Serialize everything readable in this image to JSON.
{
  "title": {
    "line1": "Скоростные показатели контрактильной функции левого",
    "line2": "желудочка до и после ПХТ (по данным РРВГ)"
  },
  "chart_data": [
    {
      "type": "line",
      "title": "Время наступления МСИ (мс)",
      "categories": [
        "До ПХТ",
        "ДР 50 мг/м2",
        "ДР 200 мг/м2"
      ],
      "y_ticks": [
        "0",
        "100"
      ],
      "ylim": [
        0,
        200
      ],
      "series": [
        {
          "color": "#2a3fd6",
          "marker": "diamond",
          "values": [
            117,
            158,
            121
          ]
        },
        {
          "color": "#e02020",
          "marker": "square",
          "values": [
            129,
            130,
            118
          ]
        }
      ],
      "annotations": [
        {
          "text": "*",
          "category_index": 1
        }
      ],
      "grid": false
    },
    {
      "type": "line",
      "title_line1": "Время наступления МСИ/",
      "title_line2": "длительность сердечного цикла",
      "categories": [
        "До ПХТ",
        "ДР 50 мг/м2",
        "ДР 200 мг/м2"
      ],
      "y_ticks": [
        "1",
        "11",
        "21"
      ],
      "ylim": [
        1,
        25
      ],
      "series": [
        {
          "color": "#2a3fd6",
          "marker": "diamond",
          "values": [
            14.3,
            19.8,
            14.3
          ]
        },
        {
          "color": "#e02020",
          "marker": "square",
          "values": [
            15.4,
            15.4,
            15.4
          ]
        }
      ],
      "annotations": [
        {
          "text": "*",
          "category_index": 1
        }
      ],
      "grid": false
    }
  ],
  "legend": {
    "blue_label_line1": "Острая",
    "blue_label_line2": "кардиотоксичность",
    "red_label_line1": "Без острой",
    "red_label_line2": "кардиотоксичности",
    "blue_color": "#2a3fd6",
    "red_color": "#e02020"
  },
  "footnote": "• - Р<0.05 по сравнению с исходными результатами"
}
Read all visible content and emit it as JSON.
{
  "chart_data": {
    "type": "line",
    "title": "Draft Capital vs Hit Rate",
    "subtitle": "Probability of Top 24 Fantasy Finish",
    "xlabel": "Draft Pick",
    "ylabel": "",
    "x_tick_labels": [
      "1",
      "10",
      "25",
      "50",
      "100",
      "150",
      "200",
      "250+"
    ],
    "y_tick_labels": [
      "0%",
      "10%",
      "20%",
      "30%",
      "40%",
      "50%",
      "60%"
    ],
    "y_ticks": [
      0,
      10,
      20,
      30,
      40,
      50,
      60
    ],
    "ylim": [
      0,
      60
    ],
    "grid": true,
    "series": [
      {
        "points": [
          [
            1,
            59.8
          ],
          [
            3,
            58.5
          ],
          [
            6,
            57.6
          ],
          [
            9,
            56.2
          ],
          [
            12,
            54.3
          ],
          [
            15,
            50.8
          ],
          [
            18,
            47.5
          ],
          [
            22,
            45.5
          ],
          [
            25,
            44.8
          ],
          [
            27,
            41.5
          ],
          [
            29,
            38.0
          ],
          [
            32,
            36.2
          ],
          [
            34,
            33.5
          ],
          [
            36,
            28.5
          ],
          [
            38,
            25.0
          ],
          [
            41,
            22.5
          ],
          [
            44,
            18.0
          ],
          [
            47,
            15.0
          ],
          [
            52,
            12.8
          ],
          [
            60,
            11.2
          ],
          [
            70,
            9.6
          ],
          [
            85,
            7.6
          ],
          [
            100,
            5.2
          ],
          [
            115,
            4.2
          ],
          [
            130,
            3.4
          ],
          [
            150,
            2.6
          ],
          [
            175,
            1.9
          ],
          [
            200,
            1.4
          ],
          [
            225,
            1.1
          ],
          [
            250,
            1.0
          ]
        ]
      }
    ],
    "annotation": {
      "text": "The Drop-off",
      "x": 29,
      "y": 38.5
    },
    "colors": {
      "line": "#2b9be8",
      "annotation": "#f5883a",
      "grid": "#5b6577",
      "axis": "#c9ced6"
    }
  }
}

__________

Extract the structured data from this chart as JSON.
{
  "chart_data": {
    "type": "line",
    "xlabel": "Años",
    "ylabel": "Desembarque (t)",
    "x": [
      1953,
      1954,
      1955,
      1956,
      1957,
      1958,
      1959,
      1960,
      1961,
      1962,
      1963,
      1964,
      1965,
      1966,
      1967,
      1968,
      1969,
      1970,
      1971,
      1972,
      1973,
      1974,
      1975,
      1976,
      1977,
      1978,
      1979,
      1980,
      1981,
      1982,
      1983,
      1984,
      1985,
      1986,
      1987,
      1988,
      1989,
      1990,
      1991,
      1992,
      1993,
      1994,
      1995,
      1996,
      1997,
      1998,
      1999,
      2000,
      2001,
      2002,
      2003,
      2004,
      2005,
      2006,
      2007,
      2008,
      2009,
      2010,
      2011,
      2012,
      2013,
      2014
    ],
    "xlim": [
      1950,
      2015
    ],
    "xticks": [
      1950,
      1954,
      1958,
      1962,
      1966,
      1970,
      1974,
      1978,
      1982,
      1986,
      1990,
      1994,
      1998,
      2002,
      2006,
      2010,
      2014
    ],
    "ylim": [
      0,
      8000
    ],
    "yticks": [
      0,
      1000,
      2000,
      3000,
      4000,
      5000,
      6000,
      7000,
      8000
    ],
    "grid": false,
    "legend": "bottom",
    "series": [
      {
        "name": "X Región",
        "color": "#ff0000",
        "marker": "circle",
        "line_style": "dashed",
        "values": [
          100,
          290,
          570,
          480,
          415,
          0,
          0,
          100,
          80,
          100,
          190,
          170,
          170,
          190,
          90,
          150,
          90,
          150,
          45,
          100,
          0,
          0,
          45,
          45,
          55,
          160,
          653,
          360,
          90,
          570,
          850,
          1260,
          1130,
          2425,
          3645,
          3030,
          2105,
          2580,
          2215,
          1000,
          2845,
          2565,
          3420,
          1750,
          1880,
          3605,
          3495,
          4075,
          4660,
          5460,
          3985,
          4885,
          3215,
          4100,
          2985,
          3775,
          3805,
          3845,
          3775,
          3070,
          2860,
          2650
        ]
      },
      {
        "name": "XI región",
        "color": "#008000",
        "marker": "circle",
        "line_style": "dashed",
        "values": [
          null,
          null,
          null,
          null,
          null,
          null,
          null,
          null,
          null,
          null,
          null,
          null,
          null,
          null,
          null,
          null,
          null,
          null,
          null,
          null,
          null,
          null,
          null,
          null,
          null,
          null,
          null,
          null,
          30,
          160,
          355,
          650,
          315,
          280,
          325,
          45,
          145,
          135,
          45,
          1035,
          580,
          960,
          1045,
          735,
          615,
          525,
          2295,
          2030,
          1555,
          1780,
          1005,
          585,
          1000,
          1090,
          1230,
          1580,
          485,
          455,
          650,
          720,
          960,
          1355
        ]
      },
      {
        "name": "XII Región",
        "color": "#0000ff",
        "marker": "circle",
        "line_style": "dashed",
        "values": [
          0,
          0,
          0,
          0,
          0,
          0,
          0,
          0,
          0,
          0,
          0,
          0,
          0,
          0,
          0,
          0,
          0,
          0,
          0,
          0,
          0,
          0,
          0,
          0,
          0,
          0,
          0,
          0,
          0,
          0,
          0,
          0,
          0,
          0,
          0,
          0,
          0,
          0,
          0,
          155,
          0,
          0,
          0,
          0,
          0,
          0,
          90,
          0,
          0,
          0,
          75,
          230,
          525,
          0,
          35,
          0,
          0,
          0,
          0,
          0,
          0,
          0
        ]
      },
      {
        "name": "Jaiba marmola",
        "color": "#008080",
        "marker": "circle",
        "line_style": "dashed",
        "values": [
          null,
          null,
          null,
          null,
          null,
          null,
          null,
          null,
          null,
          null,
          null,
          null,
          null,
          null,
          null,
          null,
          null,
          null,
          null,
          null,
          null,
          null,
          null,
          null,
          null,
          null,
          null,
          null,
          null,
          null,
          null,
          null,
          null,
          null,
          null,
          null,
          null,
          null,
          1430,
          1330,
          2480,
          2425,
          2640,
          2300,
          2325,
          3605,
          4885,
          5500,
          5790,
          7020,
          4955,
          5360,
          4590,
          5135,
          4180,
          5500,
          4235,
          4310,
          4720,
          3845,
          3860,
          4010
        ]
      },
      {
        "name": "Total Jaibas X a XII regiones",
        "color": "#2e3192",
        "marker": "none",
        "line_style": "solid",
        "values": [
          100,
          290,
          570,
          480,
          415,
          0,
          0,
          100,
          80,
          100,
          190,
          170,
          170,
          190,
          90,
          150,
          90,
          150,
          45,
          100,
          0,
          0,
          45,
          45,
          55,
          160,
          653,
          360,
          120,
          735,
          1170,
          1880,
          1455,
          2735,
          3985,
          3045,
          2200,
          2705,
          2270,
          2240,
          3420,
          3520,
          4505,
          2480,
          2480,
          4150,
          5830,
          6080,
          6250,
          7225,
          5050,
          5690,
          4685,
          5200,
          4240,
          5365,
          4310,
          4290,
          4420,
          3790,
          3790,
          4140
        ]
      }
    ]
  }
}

__________

> [Problem statement]:
Collect each line above holding the string "Время".

> [Correct output]:
      "title": "Время наступления МСИ (мс)",
      "title_line1": "Время наступления МСИ/",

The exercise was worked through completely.